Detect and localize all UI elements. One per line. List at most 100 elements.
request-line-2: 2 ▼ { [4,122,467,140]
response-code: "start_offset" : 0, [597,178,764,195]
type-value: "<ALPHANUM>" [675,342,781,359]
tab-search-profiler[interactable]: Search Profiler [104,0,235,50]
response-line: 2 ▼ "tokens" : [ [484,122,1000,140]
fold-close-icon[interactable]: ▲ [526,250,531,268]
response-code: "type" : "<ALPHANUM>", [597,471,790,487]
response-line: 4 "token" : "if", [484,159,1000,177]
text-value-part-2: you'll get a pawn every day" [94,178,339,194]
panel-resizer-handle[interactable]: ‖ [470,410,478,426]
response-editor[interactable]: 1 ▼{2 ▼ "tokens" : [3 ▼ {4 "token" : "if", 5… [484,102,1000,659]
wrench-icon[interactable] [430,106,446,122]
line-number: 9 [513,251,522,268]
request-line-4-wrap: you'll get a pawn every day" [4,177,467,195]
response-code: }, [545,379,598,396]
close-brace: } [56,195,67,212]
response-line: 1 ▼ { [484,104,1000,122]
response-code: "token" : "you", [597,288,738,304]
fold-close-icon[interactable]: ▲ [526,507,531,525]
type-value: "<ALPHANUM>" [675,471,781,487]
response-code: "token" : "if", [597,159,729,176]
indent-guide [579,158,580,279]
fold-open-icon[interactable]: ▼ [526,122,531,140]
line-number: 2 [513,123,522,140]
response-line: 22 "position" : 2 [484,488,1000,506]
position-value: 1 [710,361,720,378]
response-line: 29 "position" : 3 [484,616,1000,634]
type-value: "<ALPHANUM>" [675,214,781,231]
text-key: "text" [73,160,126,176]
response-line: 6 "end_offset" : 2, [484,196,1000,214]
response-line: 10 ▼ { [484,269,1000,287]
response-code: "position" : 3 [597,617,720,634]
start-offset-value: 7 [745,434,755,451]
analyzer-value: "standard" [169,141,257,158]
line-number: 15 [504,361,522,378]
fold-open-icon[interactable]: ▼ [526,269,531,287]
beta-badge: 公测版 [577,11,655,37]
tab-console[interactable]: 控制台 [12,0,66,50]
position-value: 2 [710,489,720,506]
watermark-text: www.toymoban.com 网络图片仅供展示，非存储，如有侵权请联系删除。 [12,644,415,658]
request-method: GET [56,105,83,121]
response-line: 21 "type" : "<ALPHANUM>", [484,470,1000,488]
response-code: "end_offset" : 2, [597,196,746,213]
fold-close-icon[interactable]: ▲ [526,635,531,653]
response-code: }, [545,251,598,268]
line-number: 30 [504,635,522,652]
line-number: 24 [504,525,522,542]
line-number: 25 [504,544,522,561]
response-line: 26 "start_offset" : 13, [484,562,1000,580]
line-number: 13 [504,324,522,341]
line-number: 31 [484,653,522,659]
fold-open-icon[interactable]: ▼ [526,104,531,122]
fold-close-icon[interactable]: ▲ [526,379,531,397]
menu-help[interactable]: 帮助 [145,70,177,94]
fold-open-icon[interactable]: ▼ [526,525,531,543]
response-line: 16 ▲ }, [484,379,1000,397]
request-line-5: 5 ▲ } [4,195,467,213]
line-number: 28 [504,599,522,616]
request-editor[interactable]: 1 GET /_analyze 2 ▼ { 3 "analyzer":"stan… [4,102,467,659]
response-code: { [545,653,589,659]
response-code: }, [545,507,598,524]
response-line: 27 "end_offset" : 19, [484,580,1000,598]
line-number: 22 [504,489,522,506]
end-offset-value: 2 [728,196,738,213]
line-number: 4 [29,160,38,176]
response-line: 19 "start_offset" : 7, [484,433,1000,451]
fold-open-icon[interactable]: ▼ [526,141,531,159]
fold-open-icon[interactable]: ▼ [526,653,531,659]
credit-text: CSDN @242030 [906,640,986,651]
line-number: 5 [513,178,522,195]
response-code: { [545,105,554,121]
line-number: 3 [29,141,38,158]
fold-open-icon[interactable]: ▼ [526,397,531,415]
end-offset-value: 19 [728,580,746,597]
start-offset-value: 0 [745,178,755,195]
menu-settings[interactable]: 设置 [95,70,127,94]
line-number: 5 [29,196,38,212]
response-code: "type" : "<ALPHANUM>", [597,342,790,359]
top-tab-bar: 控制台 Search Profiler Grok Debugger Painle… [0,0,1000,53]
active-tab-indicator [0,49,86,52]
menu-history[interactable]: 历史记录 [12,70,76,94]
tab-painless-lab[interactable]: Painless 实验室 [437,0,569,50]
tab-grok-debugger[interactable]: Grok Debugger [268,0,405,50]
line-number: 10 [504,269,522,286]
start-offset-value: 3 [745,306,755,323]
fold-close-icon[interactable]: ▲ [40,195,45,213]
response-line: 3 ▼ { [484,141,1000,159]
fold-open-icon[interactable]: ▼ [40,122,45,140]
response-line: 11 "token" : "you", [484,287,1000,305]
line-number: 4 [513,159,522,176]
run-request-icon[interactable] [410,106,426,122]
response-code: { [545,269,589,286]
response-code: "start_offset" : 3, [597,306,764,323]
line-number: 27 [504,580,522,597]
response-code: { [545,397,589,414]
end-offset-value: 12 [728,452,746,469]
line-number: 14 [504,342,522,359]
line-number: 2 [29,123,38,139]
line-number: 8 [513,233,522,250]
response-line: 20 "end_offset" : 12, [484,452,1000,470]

The exercise =>
Copy out every one of the records above line for line, changing no character.

Reply =>
Detect and localize all UI elements. One per line. List at most 100 elements.
request-line-2: 2 ▼ { [4,122,467,140]
response-code: "start_offset" : 0, [597,178,764,195]
type-value: "<ALPHANUM>" [675,342,781,359]
tab-search-profiler[interactable]: Search Profiler [104,0,235,50]
response-line: 2 ▼ "tokens" : [ [484,122,1000,140]
fold-close-icon[interactable]: ▲ [526,250,531,268]
response-code: "type" : "<ALPHANUM>", [597,471,790,487]
response-line: 4 "token" : "if", [484,159,1000,177]
text-value-part-2: you'll get a pawn every day" [94,178,339,194]
panel-resizer-handle[interactable]: ‖ [470,410,478,426]
response-editor[interactable]: 1 ▼{2 ▼ "tokens" : [3 ▼ {4 "token" : "if", 5… [484,102,1000,659]
wrench-icon[interactable] [430,106,446,122]
line-number: 9 [513,251,522,268]
request-line-4-wrap: you'll get a pawn every day" [4,177,467,195]
response-code: }, [545,379,598,396]
close-brace: } [56,195,67,212]
response-line: 1 ▼ { [484,104,1000,122]
response-code: "token" : "you", [597,288,738,304]
fold-close-icon[interactable]: ▲ [526,507,531,525]
type-value: "<ALPHANUM>" [675,471,781,487]
response-code: "token" : "if", [597,159,729,176]
indent-guide [579,158,580,279]
fold-open-icon[interactable]: ▼ [526,122,531,140]
line-number: 2 [513,123,522,140]
response-line: 22 "position" : 2 [484,488,1000,506]
position-value: 1 [710,361,720,378]
response-line: 29 "position" : 3 [484,616,1000,634]
type-value: "<ALPHANUM>" [675,214,781,231]
text-key: "text" [73,160,126,176]
response-line: 6 "end_offset" : 2, [484,196,1000,214]
response-line: 10 ▼ { [484,269,1000,287]
response-code: "position" : 3 [597,617,720,634]
start-offset-value: 7 [745,434,755,451]
analyzer-value: "standard" [169,141,257,158]
line-number: 15 [504,361,522,378]
fold-open-icon[interactable]: ▼ [526,269,531,287]
beta-badge: 公测版 [577,11,655,37]
tab-console[interactable]: 控制台 [12,0,66,50]
position-value: 2 [710,489,720,506]
watermark-text: www.toymoban.com 网络图片仅供展示，非存储，如有侵权请联系删除。 [12,644,415,658]
request-method: GET [56,105,83,121]
response-line: 21 "type" : "<ALPHANUM>", [484,470,1000,488]
response-code: "end_offset" : 2, [597,196,746,213]
fold-close-icon[interactable]: ▲ [526,635,531,653]
response-code: }, [545,251,598,268]
line-number: 30 [504,635,522,652]
line-number: 24 [504,525,522,542]
line-number: 25 [504,544,522,561]
response-line: 26 "start_offset" : 13, [484,562,1000,580]
line-number: 13 [504,324,522,341]
line-number: 31 [484,653,522,659]
fold-open-icon[interactable]: ▼ [526,104,531,122]
fold-close-icon[interactable]: ▲ [526,379,531,397]
menu-help[interactable]: 帮助 [145,70,177,94]
fold-open-icon[interactable]: ▼ [526,525,531,543]
response-line: 16 ▲ }, [484,379,1000,397]
request-line-5: 5 ▲ } [4,195,467,213]
line-number: 28 [504,599,522,616]
request-editor[interactable]: 1 GET /_analyze 2 ▼ { 3 "analyzer":"stan… [4,102,467,659]
response-code: { [545,653,589,659]
response-code: }, [545,507,598,524]
response-line: 27 "end_offset" : 19, [484,580,1000,598]
line-number: 22 [504,489,522,506]
end-offset-value: 2 [728,196,738,213]
line-number: 4 [29,160,38,176]
response-line: 19 "start_offset" : 7, [484,433,1000,451]
fold-open-icon[interactable]: ▼ [526,141,531,159]
fold-open-icon[interactable]: ▼ [526,653,531,659]
credit-text: CSDN @242030 [906,640,986,651]
line-number: 5 [513,178,522,195]
response-code: { [545,105,554,121]
line-number: 3 [29,141,38,158]
fold-open-icon[interactable]: ▼ [526,397,531,415]
end-offset-value: 19 [728,580,746,597]
start-offset-value: 0 [745,178,755,195]
menu-settings[interactable]: 设置 [95,70,127,94]
line-number: 5 [29,196,38,212]
response-code: "type" : "<ALPHANUM>", [597,342,790,359]
top-tab-bar: 控制台 Search Profiler Grok Debugger Painle… [0,0,1000,53]
active-tab-indicator [0,49,86,52]
menu-history[interactable]: 历史记录 [12,70,76,94]
tab-painless-lab[interactable]: Painless 实验室 [437,0,569,50]
tab-grok-debugger[interactable]: Grok Debugger [268,0,405,50]
line-number: 10 [504,269,522,286]
start-offset-value: 3 [745,306,755,323]
fold-close-icon[interactable]: ▲ [40,195,45,213]
response-line: 3 ▼ { [484,141,1000,159]
fold-open-icon[interactable]: ▼ [40,122,45,140]
response-line: 11 "token" : "you", [484,287,1000,305]
line-number: 4 [513,159,522,176]
run-request-icon[interactable] [410,106,426,122]
response-code: { [545,269,589,286]
response-code: "start_offset" : 3, [597,306,764,323]
line-number: 27 [504,580,522,597]
response-code: { [545,397,589,414]
end-offset-value: 12 [728,452,746,469]
line-number: 14 [504,342,522,359]
line-number: 2 [29,123,38,139]
line-number: 8 [513,233,522,250]
response-line: 20 "end_offset" : 12, [484,452,1000,470]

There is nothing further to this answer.